## begin
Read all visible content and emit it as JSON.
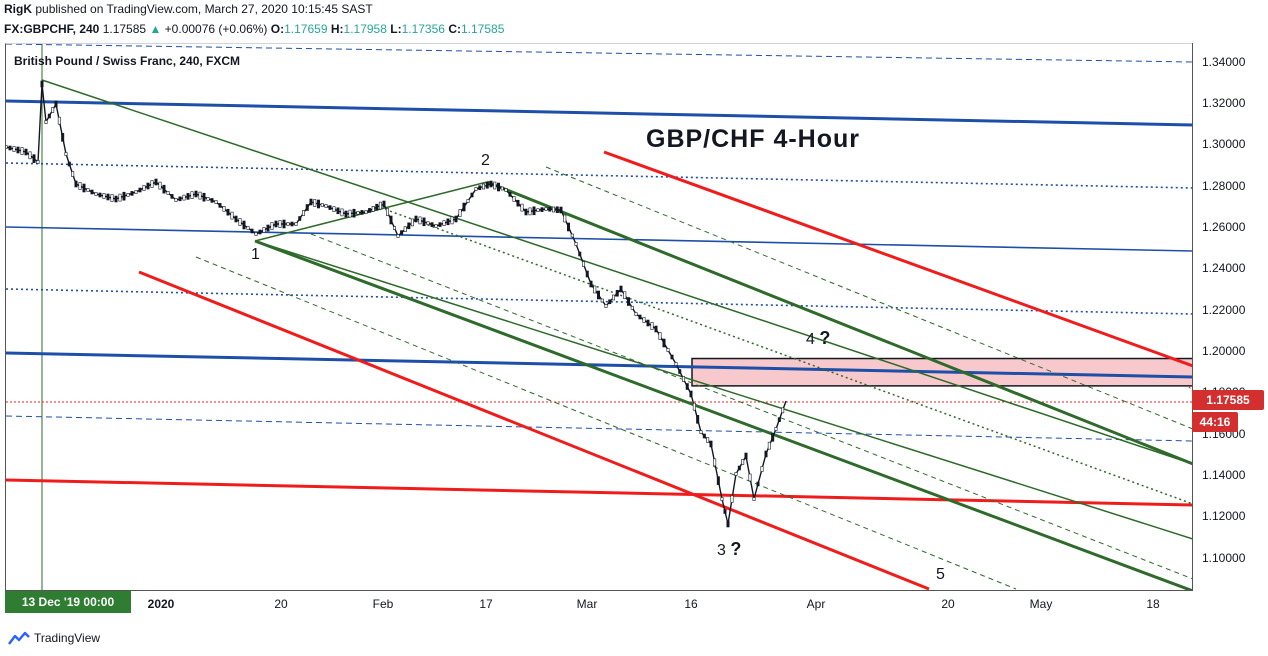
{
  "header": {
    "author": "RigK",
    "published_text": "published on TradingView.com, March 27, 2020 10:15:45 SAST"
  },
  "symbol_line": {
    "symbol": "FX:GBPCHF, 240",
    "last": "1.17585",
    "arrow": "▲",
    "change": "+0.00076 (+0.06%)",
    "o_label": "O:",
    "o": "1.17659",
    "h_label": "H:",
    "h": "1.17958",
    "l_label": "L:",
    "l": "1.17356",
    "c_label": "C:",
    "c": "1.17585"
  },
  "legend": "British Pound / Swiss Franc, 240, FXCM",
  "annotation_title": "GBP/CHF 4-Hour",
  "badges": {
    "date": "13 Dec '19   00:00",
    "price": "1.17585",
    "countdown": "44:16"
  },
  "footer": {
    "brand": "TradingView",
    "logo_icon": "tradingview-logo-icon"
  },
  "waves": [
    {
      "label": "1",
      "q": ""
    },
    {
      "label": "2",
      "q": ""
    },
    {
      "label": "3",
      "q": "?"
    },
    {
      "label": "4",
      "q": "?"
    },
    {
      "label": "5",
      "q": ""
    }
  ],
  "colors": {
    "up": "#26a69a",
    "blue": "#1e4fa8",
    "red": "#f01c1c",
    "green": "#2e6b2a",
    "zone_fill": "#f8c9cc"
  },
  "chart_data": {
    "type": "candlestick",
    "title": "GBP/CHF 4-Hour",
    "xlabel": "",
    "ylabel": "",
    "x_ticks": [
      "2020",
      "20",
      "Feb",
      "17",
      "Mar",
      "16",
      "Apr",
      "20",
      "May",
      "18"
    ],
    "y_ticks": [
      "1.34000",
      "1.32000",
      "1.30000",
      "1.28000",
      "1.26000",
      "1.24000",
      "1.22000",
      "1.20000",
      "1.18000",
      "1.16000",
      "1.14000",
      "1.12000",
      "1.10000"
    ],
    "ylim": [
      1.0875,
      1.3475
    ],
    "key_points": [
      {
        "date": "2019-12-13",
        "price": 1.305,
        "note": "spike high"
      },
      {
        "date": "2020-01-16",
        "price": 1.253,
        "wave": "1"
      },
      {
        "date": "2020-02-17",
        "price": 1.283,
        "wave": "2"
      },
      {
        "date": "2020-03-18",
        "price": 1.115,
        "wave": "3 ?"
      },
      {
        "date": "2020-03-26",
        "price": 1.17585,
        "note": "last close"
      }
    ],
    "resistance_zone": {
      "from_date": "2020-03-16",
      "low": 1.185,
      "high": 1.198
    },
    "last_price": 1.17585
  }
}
## end
## begin
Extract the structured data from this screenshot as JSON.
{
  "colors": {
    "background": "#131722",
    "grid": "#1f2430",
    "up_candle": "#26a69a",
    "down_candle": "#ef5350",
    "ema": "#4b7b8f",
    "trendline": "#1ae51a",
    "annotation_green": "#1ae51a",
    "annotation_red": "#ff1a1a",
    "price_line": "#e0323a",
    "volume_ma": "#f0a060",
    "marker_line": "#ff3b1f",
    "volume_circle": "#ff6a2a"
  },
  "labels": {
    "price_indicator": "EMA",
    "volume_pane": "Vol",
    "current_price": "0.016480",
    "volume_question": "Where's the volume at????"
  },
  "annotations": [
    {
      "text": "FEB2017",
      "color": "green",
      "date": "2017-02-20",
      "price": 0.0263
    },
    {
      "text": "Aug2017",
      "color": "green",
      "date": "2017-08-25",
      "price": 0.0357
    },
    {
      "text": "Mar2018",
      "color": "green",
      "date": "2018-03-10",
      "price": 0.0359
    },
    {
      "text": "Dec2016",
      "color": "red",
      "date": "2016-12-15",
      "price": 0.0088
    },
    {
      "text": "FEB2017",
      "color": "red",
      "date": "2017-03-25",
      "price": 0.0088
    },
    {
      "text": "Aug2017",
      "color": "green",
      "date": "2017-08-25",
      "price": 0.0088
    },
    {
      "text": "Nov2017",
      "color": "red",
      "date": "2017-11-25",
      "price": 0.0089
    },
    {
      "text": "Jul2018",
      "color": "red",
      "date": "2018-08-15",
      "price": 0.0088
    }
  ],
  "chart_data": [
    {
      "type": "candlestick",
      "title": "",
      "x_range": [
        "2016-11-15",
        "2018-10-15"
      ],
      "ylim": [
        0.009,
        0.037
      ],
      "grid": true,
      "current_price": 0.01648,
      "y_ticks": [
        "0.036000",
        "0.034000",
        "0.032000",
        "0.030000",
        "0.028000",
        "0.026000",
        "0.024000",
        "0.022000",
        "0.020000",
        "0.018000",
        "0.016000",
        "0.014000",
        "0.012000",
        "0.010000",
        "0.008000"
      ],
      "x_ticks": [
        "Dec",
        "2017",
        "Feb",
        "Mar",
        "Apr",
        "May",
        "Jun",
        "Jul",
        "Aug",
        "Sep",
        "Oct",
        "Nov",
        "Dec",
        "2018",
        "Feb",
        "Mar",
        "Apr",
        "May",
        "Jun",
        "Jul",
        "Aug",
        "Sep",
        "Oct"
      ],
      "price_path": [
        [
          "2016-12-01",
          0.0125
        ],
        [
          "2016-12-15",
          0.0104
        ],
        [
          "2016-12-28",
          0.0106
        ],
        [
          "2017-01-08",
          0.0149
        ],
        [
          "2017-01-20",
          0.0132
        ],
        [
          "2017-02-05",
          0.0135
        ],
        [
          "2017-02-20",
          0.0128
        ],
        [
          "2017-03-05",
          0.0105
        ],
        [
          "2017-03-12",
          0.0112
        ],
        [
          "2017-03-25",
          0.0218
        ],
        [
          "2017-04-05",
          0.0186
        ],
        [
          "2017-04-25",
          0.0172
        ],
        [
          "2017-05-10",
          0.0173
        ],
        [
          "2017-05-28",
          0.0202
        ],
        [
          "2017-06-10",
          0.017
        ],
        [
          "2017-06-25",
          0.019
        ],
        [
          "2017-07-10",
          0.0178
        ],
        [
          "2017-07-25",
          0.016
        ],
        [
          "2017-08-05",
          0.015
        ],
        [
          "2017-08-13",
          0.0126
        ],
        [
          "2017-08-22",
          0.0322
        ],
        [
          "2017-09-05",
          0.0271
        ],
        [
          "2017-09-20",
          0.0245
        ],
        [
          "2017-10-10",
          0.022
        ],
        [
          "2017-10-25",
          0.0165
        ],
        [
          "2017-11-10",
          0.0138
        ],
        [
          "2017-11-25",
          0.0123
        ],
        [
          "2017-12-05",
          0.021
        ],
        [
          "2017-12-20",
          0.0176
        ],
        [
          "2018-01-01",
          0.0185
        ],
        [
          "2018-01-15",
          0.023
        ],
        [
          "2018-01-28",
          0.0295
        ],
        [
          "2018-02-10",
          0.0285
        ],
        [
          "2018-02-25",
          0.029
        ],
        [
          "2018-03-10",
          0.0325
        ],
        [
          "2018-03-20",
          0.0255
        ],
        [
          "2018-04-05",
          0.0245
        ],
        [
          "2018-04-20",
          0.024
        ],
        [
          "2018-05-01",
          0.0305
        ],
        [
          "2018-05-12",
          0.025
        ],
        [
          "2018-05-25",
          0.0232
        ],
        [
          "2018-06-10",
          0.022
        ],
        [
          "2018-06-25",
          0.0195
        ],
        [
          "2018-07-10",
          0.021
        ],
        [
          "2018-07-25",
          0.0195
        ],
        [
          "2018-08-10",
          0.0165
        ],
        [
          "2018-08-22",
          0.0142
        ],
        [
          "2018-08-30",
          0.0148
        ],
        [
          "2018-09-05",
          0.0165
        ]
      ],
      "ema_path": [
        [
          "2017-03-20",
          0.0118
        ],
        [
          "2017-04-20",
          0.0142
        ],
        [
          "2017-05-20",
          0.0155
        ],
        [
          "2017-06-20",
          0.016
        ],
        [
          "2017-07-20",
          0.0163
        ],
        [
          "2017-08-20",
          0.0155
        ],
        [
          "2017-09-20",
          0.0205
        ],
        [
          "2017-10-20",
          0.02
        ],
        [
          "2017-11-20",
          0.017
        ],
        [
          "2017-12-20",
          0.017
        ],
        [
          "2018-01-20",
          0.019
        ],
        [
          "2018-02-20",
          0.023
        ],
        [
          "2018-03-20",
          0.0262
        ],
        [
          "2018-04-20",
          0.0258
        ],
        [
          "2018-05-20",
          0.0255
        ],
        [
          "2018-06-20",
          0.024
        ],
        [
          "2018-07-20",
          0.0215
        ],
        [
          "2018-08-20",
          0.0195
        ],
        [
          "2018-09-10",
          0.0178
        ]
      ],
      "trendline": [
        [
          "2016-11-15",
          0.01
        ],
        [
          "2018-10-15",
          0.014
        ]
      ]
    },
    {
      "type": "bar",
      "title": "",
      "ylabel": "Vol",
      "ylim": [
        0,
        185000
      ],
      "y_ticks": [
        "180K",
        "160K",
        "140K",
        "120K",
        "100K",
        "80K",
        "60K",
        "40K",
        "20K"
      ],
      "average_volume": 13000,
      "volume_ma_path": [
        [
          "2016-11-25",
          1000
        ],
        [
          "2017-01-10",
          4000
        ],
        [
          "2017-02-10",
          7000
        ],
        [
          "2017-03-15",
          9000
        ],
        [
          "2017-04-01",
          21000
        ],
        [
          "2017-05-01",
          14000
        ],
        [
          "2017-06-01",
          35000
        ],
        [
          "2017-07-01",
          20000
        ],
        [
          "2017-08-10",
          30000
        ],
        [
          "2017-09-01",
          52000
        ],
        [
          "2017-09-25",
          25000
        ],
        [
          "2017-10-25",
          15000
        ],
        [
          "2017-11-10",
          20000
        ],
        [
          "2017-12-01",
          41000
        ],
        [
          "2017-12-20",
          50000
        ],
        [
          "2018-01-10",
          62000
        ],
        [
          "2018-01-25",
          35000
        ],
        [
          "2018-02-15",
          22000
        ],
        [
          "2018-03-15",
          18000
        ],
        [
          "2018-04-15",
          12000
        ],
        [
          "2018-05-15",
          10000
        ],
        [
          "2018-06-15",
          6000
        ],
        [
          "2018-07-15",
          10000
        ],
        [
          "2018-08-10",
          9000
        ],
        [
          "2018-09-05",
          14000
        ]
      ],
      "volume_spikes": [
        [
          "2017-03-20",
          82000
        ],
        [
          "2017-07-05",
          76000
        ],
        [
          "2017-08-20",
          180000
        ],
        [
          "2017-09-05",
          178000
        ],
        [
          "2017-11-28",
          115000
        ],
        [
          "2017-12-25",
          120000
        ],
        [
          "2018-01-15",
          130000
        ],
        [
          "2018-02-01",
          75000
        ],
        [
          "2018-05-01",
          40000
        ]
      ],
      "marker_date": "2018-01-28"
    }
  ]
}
## end
◆ Work required ◆
Take every line containing the word "type" and copy it.

◆ Solution for this problem ◆
    "type": "candlestick",
      "type": "candlestick",
      "type": "bar",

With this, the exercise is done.